## begin DATASET RECORDS

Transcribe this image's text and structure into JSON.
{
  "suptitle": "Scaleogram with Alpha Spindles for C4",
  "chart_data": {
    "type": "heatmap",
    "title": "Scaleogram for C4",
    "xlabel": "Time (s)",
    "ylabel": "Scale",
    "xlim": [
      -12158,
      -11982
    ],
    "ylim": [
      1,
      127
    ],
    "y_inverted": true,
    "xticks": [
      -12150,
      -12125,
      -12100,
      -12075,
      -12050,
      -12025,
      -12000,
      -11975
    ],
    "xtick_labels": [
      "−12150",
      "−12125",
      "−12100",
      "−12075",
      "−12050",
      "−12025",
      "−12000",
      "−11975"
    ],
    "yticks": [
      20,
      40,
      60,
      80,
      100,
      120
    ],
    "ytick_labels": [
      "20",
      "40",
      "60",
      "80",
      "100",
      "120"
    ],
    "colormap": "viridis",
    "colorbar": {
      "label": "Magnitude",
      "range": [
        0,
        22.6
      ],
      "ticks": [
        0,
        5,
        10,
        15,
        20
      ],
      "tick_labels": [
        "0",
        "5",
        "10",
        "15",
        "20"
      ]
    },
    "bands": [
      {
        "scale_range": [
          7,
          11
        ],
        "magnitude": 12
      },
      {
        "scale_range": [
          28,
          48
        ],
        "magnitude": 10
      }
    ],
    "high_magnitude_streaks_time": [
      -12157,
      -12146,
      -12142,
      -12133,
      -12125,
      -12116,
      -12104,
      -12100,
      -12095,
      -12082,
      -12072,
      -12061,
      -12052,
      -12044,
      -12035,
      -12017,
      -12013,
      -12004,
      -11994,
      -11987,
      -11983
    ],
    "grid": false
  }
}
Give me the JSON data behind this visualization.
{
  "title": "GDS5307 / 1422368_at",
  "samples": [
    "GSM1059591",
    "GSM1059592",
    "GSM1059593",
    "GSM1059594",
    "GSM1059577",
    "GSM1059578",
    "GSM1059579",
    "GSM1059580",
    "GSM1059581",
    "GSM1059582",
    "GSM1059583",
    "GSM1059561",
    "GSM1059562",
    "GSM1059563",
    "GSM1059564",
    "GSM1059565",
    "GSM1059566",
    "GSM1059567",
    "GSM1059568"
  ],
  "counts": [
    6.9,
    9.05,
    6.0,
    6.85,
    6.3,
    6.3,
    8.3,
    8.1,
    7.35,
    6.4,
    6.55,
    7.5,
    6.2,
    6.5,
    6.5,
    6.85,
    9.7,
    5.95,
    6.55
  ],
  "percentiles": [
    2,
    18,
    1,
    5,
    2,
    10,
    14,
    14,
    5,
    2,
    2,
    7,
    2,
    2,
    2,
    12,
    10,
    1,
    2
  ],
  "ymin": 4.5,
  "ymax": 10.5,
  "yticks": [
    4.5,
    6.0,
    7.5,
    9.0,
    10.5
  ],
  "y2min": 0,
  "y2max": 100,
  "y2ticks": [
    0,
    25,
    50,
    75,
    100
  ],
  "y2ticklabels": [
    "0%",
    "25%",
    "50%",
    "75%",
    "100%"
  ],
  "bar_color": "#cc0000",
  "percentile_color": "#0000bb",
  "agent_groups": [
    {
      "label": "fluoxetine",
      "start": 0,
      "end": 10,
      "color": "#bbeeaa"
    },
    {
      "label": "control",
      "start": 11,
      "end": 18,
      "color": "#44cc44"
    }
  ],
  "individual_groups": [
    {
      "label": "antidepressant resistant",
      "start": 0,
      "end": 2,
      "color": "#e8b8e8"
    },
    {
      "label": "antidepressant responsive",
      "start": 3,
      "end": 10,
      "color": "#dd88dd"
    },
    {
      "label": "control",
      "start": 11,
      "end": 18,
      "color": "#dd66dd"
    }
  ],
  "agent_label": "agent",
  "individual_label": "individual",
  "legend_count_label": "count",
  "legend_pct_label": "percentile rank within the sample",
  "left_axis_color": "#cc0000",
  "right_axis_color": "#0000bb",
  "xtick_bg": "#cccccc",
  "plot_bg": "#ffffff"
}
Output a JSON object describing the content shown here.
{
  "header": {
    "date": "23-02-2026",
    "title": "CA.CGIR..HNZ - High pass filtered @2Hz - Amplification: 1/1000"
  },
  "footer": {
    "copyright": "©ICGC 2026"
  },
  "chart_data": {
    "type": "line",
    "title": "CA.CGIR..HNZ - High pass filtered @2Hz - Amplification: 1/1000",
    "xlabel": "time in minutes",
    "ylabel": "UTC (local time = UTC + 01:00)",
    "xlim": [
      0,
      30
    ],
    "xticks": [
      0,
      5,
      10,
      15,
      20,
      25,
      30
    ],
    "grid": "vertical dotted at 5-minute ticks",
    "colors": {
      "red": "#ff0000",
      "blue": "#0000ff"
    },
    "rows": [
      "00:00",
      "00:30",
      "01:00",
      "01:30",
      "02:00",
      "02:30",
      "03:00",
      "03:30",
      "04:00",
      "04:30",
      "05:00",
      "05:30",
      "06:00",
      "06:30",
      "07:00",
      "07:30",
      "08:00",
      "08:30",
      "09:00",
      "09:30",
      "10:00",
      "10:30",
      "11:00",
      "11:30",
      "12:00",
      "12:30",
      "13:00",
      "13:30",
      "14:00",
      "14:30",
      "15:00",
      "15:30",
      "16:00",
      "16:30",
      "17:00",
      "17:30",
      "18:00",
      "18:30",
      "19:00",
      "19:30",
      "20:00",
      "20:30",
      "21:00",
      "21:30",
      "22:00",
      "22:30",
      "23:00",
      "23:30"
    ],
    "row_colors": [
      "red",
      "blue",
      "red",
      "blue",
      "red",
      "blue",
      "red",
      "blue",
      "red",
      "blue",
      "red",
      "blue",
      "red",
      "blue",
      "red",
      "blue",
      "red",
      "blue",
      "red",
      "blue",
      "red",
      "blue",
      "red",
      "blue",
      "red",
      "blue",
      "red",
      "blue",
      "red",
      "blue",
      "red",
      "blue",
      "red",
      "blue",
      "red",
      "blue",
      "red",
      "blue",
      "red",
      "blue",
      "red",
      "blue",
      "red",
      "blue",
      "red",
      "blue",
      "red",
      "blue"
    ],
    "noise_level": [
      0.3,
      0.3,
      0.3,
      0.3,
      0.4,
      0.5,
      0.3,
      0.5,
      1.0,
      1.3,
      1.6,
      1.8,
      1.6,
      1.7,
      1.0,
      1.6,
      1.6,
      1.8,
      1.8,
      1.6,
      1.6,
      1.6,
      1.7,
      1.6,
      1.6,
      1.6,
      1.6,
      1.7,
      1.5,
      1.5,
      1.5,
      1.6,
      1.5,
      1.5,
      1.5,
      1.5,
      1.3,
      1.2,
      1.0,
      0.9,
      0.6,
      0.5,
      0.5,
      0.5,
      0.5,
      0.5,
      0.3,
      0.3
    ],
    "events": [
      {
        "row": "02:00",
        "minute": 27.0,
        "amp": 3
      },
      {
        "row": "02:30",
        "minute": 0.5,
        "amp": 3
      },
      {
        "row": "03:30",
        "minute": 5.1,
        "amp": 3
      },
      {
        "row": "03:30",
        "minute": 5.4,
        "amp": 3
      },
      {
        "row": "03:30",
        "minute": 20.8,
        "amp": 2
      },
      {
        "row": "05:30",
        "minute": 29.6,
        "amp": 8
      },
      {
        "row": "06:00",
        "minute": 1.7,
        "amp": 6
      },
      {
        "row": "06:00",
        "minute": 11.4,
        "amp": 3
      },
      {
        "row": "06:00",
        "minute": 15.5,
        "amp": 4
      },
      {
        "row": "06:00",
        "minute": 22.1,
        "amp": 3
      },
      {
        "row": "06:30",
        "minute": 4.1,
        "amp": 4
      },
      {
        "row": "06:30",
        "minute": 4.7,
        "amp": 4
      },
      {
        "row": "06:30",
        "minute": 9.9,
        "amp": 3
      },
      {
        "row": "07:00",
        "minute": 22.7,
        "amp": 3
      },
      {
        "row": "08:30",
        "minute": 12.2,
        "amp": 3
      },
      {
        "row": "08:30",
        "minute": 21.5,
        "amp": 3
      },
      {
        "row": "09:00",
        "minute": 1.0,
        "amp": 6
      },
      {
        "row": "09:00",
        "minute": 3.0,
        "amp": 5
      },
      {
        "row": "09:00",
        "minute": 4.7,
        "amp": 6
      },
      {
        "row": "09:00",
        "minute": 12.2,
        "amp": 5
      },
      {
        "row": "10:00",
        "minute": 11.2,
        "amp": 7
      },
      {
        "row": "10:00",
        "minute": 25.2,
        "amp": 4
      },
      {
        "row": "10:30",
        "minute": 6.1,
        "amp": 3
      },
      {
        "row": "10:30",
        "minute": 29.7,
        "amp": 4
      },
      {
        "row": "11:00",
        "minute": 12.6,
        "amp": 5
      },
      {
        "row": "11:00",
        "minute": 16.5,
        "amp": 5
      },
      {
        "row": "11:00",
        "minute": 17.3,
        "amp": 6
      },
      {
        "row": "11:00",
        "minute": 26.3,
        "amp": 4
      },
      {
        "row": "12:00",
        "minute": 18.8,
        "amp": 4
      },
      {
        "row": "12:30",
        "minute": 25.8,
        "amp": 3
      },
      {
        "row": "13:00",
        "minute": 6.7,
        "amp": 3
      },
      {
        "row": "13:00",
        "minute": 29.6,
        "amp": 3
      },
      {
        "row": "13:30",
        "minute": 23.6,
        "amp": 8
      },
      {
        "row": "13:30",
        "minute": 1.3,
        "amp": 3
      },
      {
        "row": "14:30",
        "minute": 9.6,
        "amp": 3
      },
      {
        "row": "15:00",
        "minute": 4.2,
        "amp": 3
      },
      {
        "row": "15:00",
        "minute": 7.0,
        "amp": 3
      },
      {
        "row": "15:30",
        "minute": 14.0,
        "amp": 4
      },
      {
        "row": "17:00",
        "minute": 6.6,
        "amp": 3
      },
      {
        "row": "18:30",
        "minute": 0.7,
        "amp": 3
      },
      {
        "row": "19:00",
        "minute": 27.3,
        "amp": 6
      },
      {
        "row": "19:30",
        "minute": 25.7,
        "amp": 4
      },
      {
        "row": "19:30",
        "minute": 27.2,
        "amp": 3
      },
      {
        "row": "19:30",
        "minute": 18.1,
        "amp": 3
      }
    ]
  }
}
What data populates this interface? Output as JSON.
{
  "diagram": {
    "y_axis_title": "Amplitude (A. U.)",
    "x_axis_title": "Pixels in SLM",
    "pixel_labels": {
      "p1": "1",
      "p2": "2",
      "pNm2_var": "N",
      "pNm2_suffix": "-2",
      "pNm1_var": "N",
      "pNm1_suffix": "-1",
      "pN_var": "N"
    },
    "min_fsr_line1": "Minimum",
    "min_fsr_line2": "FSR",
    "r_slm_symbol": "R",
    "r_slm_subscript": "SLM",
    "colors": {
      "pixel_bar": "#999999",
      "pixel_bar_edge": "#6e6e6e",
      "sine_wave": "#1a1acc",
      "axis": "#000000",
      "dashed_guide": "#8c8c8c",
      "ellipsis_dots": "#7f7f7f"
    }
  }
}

## end DATASET RECORDS

Return each line in the records that holds the string "ylabel".

    "ylabel": "Scale",
    "ylabel": "UTC (local time = UTC + 01:00)",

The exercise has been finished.